§ Stored records:
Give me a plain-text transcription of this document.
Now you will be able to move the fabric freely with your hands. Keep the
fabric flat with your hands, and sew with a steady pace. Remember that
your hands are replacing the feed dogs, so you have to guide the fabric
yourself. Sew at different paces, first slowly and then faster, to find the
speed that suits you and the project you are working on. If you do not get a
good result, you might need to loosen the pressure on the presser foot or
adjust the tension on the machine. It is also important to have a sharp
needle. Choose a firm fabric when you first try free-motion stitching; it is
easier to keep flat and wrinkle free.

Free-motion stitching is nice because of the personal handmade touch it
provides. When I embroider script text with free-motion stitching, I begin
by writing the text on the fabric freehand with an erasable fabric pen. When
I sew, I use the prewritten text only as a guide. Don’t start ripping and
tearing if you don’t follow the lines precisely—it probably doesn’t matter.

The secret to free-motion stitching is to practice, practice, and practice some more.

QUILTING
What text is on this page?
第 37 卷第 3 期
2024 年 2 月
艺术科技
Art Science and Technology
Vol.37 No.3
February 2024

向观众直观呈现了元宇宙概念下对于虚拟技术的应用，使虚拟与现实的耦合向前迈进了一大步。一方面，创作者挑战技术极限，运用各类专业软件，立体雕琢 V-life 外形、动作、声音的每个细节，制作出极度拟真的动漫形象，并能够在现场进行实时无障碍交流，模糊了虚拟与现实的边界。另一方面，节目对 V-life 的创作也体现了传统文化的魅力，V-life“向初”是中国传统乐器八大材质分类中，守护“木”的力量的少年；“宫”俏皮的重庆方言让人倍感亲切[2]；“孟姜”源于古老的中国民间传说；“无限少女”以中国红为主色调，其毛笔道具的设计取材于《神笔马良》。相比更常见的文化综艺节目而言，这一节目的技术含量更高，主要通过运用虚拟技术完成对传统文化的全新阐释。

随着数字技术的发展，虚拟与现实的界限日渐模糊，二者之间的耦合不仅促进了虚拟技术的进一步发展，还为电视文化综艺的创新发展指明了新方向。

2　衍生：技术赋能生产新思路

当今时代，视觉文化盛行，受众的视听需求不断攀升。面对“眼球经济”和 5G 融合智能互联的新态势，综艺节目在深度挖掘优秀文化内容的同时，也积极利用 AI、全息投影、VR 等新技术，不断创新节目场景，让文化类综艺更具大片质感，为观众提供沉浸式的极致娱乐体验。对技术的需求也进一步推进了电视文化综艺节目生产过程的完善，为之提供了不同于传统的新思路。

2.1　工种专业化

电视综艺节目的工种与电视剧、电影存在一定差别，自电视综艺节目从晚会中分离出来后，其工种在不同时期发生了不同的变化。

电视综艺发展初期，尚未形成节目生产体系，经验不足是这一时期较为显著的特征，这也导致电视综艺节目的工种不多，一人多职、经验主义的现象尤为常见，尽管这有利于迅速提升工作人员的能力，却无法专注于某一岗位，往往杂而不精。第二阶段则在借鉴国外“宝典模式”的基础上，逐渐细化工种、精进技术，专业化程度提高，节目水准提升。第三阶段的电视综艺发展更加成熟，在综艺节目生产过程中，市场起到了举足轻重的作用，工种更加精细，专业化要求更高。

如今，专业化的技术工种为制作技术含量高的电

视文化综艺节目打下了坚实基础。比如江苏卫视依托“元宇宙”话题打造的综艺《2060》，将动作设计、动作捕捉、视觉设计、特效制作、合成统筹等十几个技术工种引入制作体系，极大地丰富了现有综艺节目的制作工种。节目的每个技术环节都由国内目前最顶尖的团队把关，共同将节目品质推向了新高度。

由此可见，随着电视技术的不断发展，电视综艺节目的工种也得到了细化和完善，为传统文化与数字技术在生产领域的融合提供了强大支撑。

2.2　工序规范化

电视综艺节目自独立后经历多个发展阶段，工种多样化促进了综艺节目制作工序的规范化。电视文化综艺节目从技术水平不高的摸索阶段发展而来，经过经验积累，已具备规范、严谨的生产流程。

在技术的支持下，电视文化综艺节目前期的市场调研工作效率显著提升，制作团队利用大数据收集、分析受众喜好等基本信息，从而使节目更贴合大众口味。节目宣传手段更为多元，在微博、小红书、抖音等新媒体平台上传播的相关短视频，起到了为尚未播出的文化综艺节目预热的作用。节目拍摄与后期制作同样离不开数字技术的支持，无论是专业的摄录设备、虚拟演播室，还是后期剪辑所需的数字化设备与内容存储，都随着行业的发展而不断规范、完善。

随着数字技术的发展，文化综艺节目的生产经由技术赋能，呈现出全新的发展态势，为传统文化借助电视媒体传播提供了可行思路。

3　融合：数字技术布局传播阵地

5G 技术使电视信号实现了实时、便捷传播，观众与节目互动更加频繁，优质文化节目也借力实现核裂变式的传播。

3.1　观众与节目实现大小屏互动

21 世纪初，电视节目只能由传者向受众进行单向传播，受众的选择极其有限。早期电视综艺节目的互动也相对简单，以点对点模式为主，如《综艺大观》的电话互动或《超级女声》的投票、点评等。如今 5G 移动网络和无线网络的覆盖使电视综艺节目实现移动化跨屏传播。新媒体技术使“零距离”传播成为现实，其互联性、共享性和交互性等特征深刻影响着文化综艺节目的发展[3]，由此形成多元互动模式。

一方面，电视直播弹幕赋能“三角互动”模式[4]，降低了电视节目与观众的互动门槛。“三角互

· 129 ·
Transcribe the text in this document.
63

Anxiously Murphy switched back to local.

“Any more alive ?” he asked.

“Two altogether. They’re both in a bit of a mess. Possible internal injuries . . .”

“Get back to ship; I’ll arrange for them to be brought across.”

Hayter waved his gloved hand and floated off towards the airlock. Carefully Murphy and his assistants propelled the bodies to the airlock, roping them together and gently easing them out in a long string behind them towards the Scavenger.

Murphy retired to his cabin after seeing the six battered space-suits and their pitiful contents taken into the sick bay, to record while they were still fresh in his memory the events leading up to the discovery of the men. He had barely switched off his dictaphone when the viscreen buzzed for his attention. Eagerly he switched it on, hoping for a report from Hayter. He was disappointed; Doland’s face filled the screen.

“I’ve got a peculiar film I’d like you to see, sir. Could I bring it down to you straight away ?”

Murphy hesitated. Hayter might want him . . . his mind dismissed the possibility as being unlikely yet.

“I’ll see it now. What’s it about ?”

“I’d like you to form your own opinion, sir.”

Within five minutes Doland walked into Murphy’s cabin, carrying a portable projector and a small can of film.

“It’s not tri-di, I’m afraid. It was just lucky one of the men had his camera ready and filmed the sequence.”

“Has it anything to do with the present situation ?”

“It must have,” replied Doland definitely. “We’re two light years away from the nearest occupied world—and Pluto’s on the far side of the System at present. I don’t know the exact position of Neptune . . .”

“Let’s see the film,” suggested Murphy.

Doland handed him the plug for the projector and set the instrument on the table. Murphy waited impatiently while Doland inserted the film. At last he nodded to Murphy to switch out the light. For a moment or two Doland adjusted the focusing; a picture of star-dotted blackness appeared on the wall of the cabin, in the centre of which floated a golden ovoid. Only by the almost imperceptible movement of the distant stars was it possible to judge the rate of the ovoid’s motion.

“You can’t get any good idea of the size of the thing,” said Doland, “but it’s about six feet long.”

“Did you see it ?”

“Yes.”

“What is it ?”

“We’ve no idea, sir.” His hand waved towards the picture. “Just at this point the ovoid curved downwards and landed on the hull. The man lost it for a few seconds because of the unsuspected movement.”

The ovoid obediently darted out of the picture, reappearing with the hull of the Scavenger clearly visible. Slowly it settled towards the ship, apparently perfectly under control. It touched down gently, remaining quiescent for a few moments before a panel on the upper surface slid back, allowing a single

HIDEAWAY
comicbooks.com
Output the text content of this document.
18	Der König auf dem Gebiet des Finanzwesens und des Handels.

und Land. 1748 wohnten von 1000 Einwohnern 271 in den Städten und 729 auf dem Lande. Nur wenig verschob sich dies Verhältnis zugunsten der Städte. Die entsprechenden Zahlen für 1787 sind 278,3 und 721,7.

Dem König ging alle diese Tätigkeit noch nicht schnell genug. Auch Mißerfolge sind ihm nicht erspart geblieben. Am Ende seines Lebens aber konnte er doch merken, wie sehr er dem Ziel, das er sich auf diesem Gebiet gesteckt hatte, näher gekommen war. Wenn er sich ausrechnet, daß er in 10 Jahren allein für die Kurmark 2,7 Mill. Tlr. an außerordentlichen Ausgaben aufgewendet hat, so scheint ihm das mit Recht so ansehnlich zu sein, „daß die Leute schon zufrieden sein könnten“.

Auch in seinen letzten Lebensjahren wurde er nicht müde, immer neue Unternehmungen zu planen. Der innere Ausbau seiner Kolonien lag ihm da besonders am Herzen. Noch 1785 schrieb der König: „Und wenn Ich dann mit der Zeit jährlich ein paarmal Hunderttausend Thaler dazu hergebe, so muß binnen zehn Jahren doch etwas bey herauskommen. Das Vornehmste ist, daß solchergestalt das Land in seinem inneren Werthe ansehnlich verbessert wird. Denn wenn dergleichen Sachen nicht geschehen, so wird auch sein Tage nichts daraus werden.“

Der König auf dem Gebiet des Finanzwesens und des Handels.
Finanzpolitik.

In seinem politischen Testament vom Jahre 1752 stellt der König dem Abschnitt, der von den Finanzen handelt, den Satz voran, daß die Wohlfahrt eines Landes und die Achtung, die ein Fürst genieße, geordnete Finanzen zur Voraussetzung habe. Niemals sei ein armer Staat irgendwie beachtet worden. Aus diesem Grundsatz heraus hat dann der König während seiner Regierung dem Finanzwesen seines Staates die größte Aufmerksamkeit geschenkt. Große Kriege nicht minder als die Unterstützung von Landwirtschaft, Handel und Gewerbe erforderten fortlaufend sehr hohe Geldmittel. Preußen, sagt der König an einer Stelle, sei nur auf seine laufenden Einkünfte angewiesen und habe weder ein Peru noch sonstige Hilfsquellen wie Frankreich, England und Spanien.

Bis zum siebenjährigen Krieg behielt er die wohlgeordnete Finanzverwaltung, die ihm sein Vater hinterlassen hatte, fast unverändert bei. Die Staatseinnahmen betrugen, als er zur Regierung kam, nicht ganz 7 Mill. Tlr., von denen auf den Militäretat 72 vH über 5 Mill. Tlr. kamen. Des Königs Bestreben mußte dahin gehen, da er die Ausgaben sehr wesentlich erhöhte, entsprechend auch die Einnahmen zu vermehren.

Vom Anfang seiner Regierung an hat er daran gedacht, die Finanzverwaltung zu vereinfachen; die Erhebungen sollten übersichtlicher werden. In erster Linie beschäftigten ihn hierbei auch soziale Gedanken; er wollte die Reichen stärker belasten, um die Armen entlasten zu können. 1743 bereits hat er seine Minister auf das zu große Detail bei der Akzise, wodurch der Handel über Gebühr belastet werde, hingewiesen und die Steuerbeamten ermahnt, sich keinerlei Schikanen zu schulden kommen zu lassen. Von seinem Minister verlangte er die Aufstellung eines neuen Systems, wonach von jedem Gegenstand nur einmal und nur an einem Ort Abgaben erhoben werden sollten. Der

§ What the exercise asks: Pull out every line holding "that" from the records above, and copy it.

§ Exercise response:
fabric flat with your hands, and sew with a steady pace. Remember that
speed that suits you and the project you are working on. If you do not get a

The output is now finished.